- _WHAT IS EXPECTED_:
Extract the full set of records that follows, word for word.

- _THE INPUT_:
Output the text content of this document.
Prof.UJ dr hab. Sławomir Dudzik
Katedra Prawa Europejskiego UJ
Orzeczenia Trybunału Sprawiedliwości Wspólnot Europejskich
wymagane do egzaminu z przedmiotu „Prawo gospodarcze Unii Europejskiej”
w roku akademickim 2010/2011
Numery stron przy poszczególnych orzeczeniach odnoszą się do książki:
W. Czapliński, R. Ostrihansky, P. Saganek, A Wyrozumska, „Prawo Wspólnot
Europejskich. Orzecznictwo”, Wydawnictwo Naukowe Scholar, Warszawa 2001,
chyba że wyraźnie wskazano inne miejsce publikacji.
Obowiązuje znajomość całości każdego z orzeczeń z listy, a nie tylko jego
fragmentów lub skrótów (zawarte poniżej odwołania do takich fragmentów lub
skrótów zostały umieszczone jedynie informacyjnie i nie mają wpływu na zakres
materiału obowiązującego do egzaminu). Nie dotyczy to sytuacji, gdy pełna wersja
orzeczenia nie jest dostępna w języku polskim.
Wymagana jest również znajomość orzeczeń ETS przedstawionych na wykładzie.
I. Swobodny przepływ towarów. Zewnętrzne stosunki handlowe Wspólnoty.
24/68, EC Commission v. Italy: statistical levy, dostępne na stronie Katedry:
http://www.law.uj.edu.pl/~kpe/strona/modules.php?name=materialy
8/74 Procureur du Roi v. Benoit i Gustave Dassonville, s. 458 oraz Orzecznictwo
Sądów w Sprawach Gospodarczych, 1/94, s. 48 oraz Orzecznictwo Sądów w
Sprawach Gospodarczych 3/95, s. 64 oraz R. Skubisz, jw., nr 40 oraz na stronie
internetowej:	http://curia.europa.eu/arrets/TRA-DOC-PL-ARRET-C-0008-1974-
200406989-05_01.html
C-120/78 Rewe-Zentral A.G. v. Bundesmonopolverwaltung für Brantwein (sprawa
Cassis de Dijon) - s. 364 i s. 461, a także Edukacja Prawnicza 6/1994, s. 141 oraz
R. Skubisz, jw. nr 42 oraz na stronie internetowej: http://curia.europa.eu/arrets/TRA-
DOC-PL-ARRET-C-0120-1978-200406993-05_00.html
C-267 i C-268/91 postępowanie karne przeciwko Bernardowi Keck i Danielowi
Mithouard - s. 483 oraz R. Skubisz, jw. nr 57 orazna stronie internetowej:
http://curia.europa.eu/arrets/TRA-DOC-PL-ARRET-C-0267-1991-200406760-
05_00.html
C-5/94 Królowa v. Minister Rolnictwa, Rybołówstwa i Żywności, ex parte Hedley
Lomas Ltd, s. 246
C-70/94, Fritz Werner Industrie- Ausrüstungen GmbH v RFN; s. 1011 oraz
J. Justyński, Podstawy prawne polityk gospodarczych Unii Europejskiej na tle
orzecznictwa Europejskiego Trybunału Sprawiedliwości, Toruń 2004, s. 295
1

- _REPLY TO THE EXERCISE_:
Output the text content of this document.
Prof.UJ dr hab. Sławomir Dudzik
Katedra Prawa Europejskiego UJ
Orzeczenia Trybunału Sprawiedliwości Wspólnot Europejskich
wymagane do egzaminu z przedmiotu „Prawo gospodarcze Unii Europejskiej”
w roku akademickim 2010/2011
Numery stron przy poszczególnych orzeczeniach odnoszą się do książki:
W. Czapliński, R. Ostrihansky, P. Saganek, A Wyrozumska, „Prawo Wspólnot
Europejskich. Orzecznictwo”, Wydawnictwo Naukowe Scholar, Warszawa 2001,
chyba że wyraźnie wskazano inne miejsce publikacji.
Obowiązuje znajomość całości każdego z orzeczeń z listy, a nie tylko jego
fragmentów lub skrótów (zawarte poniżej odwołania do takich fragmentów lub
skrótów zostały umieszczone jedynie informacyjnie i nie mają wpływu na zakres
materiału obowiązującego do egzaminu). Nie dotyczy to sytuacji, gdy pełna wersja
orzeczenia nie jest dostępna w języku polskim.
Wymagana jest również znajomość orzeczeń ETS przedstawionych na wykładzie.
I. Swobodny przepływ towarów. Zewnętrzne stosunki handlowe Wspólnoty.
24/68, EC Commission v. Italy: statistical levy, dostępne na stronie Katedry:
http://www.law.uj.edu.pl/~kpe/strona/modules.php?name=materialy
8/74 Procureur du Roi v. Benoit i Gustave Dassonville, s. 458 oraz Orzecznictwo
Sądów w Sprawach Gospodarczych, 1/94, s. 48 oraz Orzecznictwo Sądów w
Sprawach Gospodarczych 3/95, s. 64 oraz R. Skubisz, jw., nr 40 oraz na stronie
internetowej:	http://curia.europa.eu/arrets/TRA-DOC-PL-ARRET-C-0008-1974-
200406989-05_01.html
C-120/78 Rewe-Zentral A.G. v. Bundesmonopolverwaltung für Brantwein (sprawa
Cassis de Dijon) - s. 364 i s. 461, a także Edukacja Prawnicza 6/1994, s. 141 oraz
R. Skubisz, jw. nr 42 oraz na stronie internetowej: http://curia.europa.eu/arrets/TRA-
DOC-PL-ARRET-C-0120-1978-200406993-05_00.html
C-267 i C-268/91 postępowanie karne przeciwko Bernardowi Keck i Danielowi
Mithouard - s. 483 oraz R. Skubisz, jw. nr 57 orazna stronie internetowej:
http://curia.europa.eu/arrets/TRA-DOC-PL-ARRET-C-0267-1991-200406760-
05_00.html
C-5/94 Królowa v. Minister Rolnictwa, Rybołówstwa i Żywności, ex parte Hedley
Lomas Ltd, s. 246
C-70/94, Fritz Werner Industrie- Ausrüstungen GmbH v RFN; s. 1011 oraz
J. Justyński, Podstawy prawne polityk gospodarczych Unii Europejskiej na tle
orzecznictwa Europejskiego Trybunału Sprawiedliwości, Toruń 2004, s. 295
1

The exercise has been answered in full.